— start of Record extracts —

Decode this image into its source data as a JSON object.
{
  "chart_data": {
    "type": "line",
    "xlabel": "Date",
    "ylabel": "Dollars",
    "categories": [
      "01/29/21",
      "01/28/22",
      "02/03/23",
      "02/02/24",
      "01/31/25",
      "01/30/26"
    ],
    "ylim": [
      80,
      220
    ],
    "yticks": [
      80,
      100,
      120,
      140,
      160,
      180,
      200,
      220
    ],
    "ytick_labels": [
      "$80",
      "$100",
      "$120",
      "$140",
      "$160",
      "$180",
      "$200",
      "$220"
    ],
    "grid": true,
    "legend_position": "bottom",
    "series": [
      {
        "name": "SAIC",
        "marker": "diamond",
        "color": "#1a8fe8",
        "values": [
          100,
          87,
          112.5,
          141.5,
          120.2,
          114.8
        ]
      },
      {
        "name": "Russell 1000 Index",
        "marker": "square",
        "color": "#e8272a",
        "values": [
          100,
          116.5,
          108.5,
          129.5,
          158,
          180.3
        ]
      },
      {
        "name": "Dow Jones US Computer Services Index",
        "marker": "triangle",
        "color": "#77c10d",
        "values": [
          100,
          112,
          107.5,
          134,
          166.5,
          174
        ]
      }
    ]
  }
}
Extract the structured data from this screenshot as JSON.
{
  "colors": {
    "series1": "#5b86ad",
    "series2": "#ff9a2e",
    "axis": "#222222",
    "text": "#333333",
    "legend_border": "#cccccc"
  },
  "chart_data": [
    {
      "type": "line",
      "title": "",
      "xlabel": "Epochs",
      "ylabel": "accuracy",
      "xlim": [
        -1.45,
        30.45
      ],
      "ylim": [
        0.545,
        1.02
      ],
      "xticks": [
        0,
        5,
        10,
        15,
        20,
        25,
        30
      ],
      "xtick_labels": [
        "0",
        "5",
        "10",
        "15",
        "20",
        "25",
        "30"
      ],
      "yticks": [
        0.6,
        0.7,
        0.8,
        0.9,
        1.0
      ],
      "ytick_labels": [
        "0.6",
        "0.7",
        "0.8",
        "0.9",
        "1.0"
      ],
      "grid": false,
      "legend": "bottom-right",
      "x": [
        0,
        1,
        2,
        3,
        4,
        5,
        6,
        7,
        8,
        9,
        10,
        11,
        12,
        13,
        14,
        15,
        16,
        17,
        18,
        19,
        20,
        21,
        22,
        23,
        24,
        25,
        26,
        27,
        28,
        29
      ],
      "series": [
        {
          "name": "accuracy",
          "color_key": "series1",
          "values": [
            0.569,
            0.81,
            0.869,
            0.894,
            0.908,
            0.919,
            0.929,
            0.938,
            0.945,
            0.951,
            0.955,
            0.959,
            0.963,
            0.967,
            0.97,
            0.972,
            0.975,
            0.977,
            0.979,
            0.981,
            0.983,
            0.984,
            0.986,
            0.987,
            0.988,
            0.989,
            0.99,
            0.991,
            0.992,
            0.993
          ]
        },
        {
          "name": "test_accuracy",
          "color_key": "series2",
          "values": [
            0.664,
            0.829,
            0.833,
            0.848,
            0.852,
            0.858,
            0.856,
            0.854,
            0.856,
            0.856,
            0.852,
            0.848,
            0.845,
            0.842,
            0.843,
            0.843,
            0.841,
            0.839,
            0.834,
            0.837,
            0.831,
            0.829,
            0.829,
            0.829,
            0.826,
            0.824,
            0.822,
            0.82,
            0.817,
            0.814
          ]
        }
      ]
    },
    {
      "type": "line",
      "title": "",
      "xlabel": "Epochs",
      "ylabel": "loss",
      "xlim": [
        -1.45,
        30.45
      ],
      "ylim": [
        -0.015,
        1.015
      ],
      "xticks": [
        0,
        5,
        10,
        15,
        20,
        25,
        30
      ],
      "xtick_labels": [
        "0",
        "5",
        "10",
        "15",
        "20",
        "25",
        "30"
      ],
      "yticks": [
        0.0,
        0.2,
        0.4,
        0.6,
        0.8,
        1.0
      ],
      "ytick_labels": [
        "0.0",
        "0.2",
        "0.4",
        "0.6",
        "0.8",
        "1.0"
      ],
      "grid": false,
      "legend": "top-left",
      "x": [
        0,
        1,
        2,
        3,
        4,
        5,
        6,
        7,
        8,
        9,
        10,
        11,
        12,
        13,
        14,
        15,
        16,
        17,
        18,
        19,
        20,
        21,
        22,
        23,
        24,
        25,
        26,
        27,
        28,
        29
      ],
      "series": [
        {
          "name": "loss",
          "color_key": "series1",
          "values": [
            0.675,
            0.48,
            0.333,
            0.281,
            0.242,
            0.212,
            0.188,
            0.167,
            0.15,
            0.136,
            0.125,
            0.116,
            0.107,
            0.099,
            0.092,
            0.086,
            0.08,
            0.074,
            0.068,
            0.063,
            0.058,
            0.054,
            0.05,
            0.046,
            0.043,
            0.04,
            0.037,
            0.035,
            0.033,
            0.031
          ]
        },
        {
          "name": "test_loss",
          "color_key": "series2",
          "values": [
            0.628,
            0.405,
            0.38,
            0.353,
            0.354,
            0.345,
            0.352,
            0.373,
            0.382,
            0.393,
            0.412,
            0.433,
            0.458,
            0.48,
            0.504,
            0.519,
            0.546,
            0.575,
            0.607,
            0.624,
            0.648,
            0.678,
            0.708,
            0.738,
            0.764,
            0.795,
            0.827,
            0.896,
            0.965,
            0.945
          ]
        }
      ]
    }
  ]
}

— end of Record extracts —

◆ **Short problem**: The answer is the number of lines in the preceding material that hold "bottom"; write that number and nothing else.

◆ **Result**: 2